- Objective
Show every line that has the string "Department" in it.

_____

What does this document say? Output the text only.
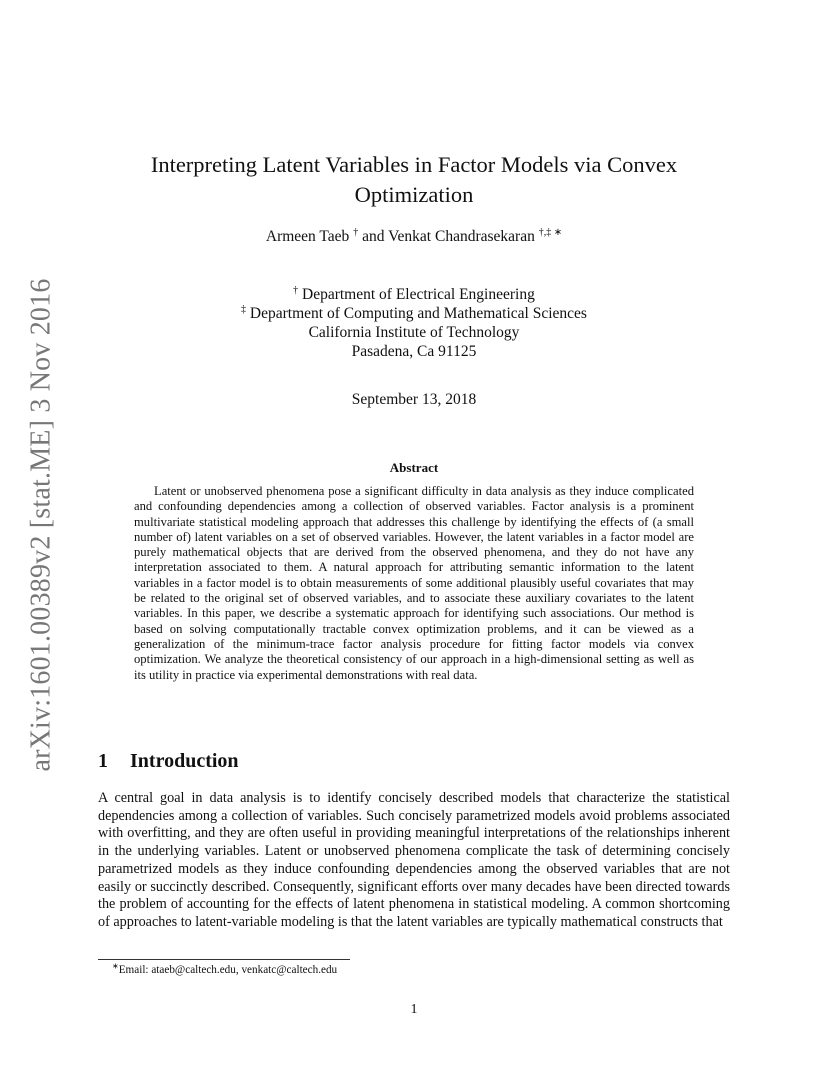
arXiv:1601.00389v2 [stat.ME] 3 Nov 2016
Interpreting Latent Variables in Factor Models via Convex
Optimization
Armeen Taeb † and Venkat Chandrasekaran †,‡ ∗
† Department of Electrical Engineering
‡ Department of Computing and Mathematical Sciences
California Institute of Technology
Pasadena, Ca 91125
September 13, 2018
Abstract

Latent or unobserved phenomena pose a significant difficulty in data analysis as they induce complicated and confounding dependencies among a collection of observed variables. Factor analysis is a prominent multivariate statistical modeling approach that addresses this challenge by identifying the effects of (a small number of) latent variables on a set of observed variables. However, the latent variables in a factor model are purely mathematical objects that are derived from the observed phenomena, and they do not have any interpretation associated to them. A natural approach for attributing semantic information to the latent variables in a factor model is to obtain measurements of some additional plausibly useful covariates that may be related to the original set of observed variables, and to associate these auxiliary covariates to the latent variables. In this paper, we describe a systematic approach for identifying such associations. Our method is based on solving computationally tractable convex optimization problems, and it can be viewed as a generalization of the minimum-trace factor analysis procedure for fitting factor models via convex optimization. We analyze the theoretical consistency of our approach in a high-dimensional setting as well as its utility in practice via experimental demonstrations with real data.

1 Introduction

A central goal in data analysis is to identify concisely described models that characterize the statistical dependencies among a collection of variables. Such concisely parametrized models avoid problems associated with overfitting, and they are often useful in providing meaningful interpretations of the relationships inherent in the underlying variables. Latent or unobserved phenomena complicate the task of determining concisely parametrized models as they induce confounding dependencies among the observed variables that are not easily or succinctly described. Consequently, significant efforts over many decades have been directed towards the problem of accounting for the effects of latent phenomena in statistical modeling. A common shortcoming of approaches to latent-variable modeling is that the latent variables are typically mathematical constructs that

∗Email: ataeb@caltech.edu, venkatc@caltech.edu
1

_____

- Worked solution
† Department of Electrical Engineering
‡ Department of Computing and Mathematical Sciences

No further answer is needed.